-- Relato --
>>>>>

Y mire que nosotros nos damos golpes fuertes. Yo tengo como recuerdo de veinticuatro años que viví luchando, diecisiete fracturas. Y algunos golpes son muy malos. Creo que el más malo que di un día, luchando con Merced Gómez, el hijo del gran torero Merced Gómez. Fue en mi tercera lucha profesional, en la vieja arena México. Me dio un golpe que me hundió tres costillas: sentí coraje, le di un golpe en la barbilla, cayó con la rodilla doblada, agarré distancia, le di una patada en el ojo izquierdo, ¡y lo maté! Imagínese si habrá sido mi golpe más fuerte: matar a un hombre de un golpe. Alguna vez tuve que dejar de pelear por estar enyesado, porque me hundieron el esternón, se despegaron dos costillas del sitio de la ruptura, me fracturaron la mandíbula, ¡qué sé yo! En tantos años ni se acuerda uno.
Yo tenía unas llaves favoritas: el Tirabuzón, la Suástica, la Noria. La Suástica, por ejemplo, que les gustaba mucho a los periodistas, consiste en enganchar una pierna con la pierna de uno, aventar un brazo abajo del brazo del contrario y agarrar la cabeza; ya teniéndolo completamente amarrado, agarrar la otra pierna y una vez abierto, formando la suástica, girar en derredor para quitarle la última posibilidad de escape… Se rendía el contrario. La famosa Noria era tirar al rival en absoluto acabamiento en la lona, y enganchar los brazos, uno con las piernas y el otro con los brazos y girar, también en torno, y él quedaba como eje sufriendo el castigo sobre la columna vertebral; en este caso era peligroso porque cargando el cuerpo sobre la cabeza hay tensión sobre la columna vertebral, sobre todo en el atlas y en el axis, y si hay desprendimiento, causan la muerte instantánea; y aunque los luchadores no saben de cosas así lo presienten, y lo sienten, sobre todo.

<<<<<

-- Objetivo del ejercicio --
Continúa, por favor, el relato sobre golpes y llaves de lucha libre desde el punto en que termina. El material que aparece después es independiente del relato.

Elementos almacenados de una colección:
>>>>>

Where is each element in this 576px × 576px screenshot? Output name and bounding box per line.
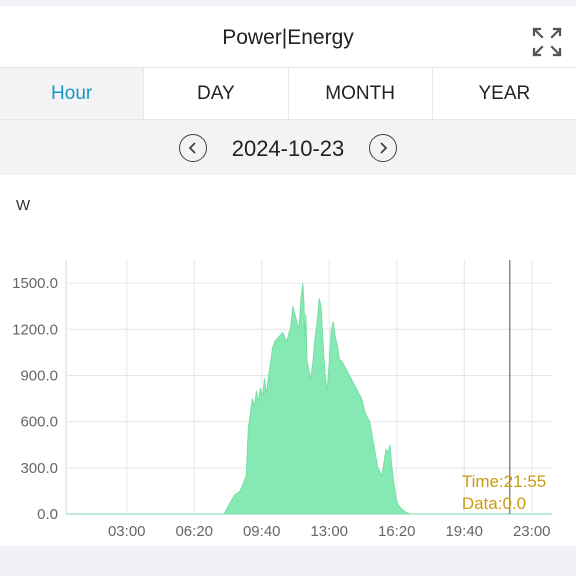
previous-date-button[interactable]	[179, 134, 207, 162]
power-chart[interactable]: 0.0 300.0 600.0 900.0 1200.0 1500.0 03:00 06:2…	[0, 240, 576, 546]
tab-month[interactable]: MONTH	[287, 68, 432, 119]
tab-day[interactable]: DAY	[143, 68, 288, 119]
x-tick-label: 19:40	[445, 523, 483, 540]
chevron-right-icon	[380, 142, 388, 154]
tab-hour[interactable]: Hour	[0, 68, 144, 119]
x-tick-label: 16:20	[378, 523, 416, 540]
x-tick-label: 13:00	[310, 523, 348, 540]
y-tick-label: 900.0	[20, 367, 58, 384]
x-tick-label: 09:40	[243, 523, 281, 540]
top-strip	[0, 0, 576, 6]
x-tick-label: 23:00	[513, 523, 551, 540]
x-tick-label: 03:00	[108, 523, 146, 540]
tooltip-data: Data:0.0	[462, 494, 526, 513]
y-tick-label: 600.0	[20, 414, 58, 431]
tab-year[interactable]: YEAR	[431, 68, 576, 119]
date-navigator	[0, 120, 576, 175]
current-date[interactable]: 2024-10-23	[231, 136, 345, 161]
y-tick-label: 300.0	[20, 460, 58, 477]
period-tabs: Hour DAY MONTH YEAR	[0, 67, 576, 120]
header: Power|Energy	[0, 6, 576, 67]
y-tick-label: 1500.0	[12, 275, 58, 292]
page-title: Power|Energy	[222, 26, 354, 49]
next-date-button[interactable]	[369, 134, 397, 162]
y-tick-label: 0.0	[37, 506, 58, 523]
y-axis-unit: W	[16, 197, 31, 214]
expand-icon[interactable]	[531, 26, 563, 58]
bottom-strip	[0, 546, 576, 576]
chevron-left-icon	[188, 142, 196, 154]
y-tick-label: 1200.0	[12, 321, 58, 338]
tooltip-time: Time:21:55	[462, 472, 546, 491]
x-tick-label: 06:20	[175, 523, 213, 540]
power-area-series	[66, 283, 552, 515]
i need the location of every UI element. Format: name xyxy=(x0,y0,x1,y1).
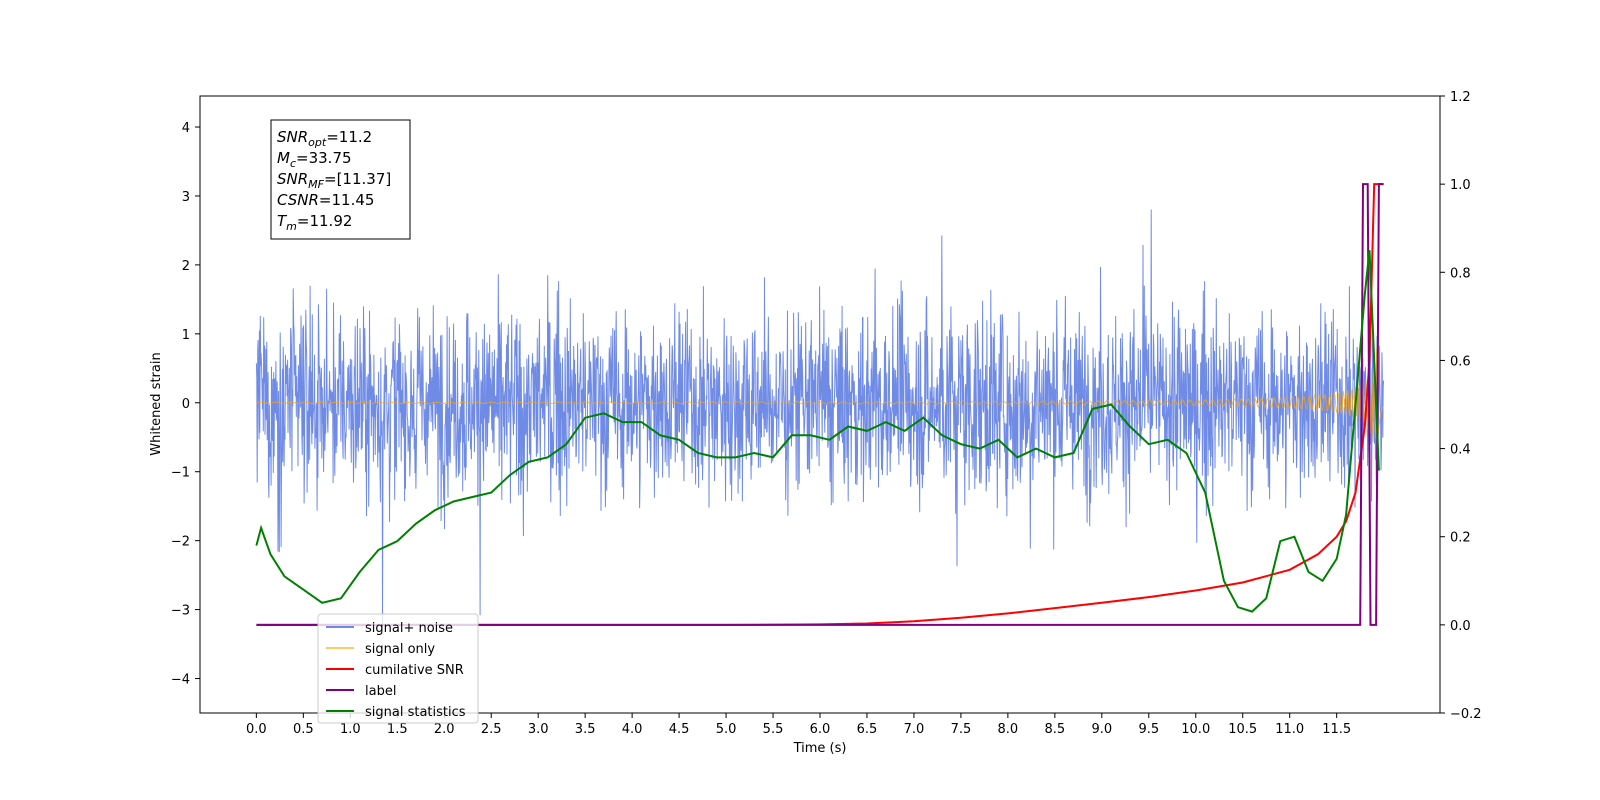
y-tick-label: −3 xyxy=(171,604,190,619)
x-tick-label: 0.0 xyxy=(246,722,267,737)
x-tick-label: 2.0 xyxy=(434,722,455,737)
annotation-box: SNRopt=11.2Mc=33.75SNRMF=[11.37]CSNR=11.… xyxy=(270,119,411,240)
x-tick-label: 0.5 xyxy=(293,722,314,737)
series-signal-statistics xyxy=(255,250,1380,613)
y2-tick-label: 0.4 xyxy=(1450,443,1471,458)
x-tick-label: 11.0 xyxy=(1275,722,1304,737)
annotation-value: =11.92 xyxy=(297,212,353,230)
x-tick-label: 4.5 xyxy=(669,722,690,737)
x-tick-label: 3.0 xyxy=(528,722,549,737)
y2-tick-label: 0.6 xyxy=(1450,354,1471,369)
plot-area xyxy=(255,183,1385,628)
annotation-subscript: MF xyxy=(308,178,324,191)
annotation-line: SNRopt=11.2 xyxy=(277,128,372,149)
legend: signal+ noise signal only cumilative SNR la… xyxy=(317,613,479,724)
annotation-symbol: T xyxy=(277,212,288,230)
y2-tick-label: 0.2 xyxy=(1450,531,1471,546)
annotation-value: =11.2 xyxy=(326,128,372,146)
x-axis: 0.0 0.5 1.0 1.5 2.0 2.5 3.0 3.5 4.0 4.5 5.0 5.5 6.0 6… xyxy=(246,713,1351,737)
y-tick-label: −2 xyxy=(171,535,190,550)
annotation-symbol: CSNR xyxy=(277,191,319,209)
annotation-subscript: m xyxy=(286,220,297,233)
series-label xyxy=(256,183,1384,626)
legend-label: signal only xyxy=(365,642,435,657)
annotation-subscript: c xyxy=(290,157,296,170)
series-signal-only xyxy=(256,348,1385,442)
x-tick-label: 9.5 xyxy=(1138,722,1159,737)
x-tick-label: 1.5 xyxy=(387,722,408,737)
x-tick-label: 7.5 xyxy=(951,722,972,737)
legend-label: signal statistics xyxy=(365,705,466,720)
annotation-line: Tm=11.92 xyxy=(277,212,352,233)
series-signal-noise xyxy=(255,209,1385,628)
x-tick-label: 6.5 xyxy=(857,722,878,737)
x-tick-label: 6.0 xyxy=(810,722,831,737)
annotation-symbol: M xyxy=(277,149,290,167)
annotation-symbol: SNR xyxy=(277,128,308,146)
x-tick-label: 5.5 xyxy=(763,722,784,737)
annotation-value: =[11.37] xyxy=(324,170,391,188)
y2-tick-label: −0.2 xyxy=(1450,707,1482,722)
x-tick-label: 7.0 xyxy=(904,722,925,737)
y2-tick-label: 1.2 xyxy=(1450,90,1471,105)
x-tick-label: 11.5 xyxy=(1322,722,1351,737)
y-axis-left: 4 3 2 1 0 −1 −2 −3 −4 xyxy=(171,121,200,688)
annotation-frame xyxy=(270,119,411,240)
annotation-line: Mc=33.75 xyxy=(277,149,352,170)
annotation-symbol: SNR xyxy=(277,170,308,188)
y-tick-label: 2 xyxy=(182,259,190,274)
annotation-line: SNRMF=[11.37] xyxy=(277,170,391,191)
x-tick-label: 3.5 xyxy=(575,722,596,737)
x-tick-label: 2.5 xyxy=(481,722,502,737)
y-tick-label: 0 xyxy=(182,397,190,412)
annotation-line: CSNR=11.45 xyxy=(277,191,374,209)
x-tick-label: 1.0 xyxy=(340,722,361,737)
y-tick-label: 3 xyxy=(182,190,190,205)
annotation-value: =33.75 xyxy=(296,149,352,167)
x-tick-label: 8.5 xyxy=(1045,722,1066,737)
x-tick-label: 8.0 xyxy=(998,722,1019,737)
y2-tick-label: 0.8 xyxy=(1450,266,1471,281)
x-tick-label: 10.0 xyxy=(1181,722,1210,737)
x-axis-label: Time (s) xyxy=(793,741,847,756)
y2-tick-label: 1.0 xyxy=(1450,178,1471,193)
y-tick-label: 1 xyxy=(182,328,190,343)
annotation-subscript: opt xyxy=(308,136,327,149)
y-axis-label: Whitened strain xyxy=(149,352,164,455)
x-tick-label: 4.0 xyxy=(622,722,643,737)
y-tick-label: −1 xyxy=(171,466,190,481)
legend-label: cumilative SNR xyxy=(365,663,464,678)
legend-label: signal+ noise xyxy=(365,621,453,636)
annotation-value: =11.45 xyxy=(319,191,375,209)
legend-frame xyxy=(317,613,479,724)
x-tick-label: 9.0 xyxy=(1091,722,1112,737)
y2-tick-label: 0.0 xyxy=(1450,619,1471,634)
y-tick-label: −4 xyxy=(171,673,190,688)
y-tick-label: 4 xyxy=(182,121,190,136)
x-tick-label: 10.5 xyxy=(1228,722,1257,737)
x-tick-label: 5.0 xyxy=(716,722,737,737)
y-axis-right: 1.2 1.0 0.8 0.6 0.4 0.2 0.0 −0.2 xyxy=(1440,90,1482,722)
legend-label: label xyxy=(365,684,396,699)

<<<<<

-- Respuesta a continuación --
Comencé a luchar enmascarado, en forma profesional, con el nombre de El Murciélago Enmascarado; luchando contra diferentes enemigos, durante cinco años y meses, hasta que en una lucha muy especial porque era exponiendo la máscara ante toda la división welter, derroté a toda esa división y me pusieron con el primer representante de la siguiente división, que era de los medios, y me tocó Octavio Gaona, quien era campeón de esa categoría; me derrotó y me quité la máscara sobre la vieja Arena México. Yo le quité la máscara a algunos. ¡Luché con tanta gente en tantos años! Recuerdo bien que mi primera pelea fue contra Jack O’Brian, un italiano-mexicano, pero que le gustaba usar ese nombre; la segunda pelea fue contra Dientes Hernández y la tercera contra Merced Gómez, a quien maté.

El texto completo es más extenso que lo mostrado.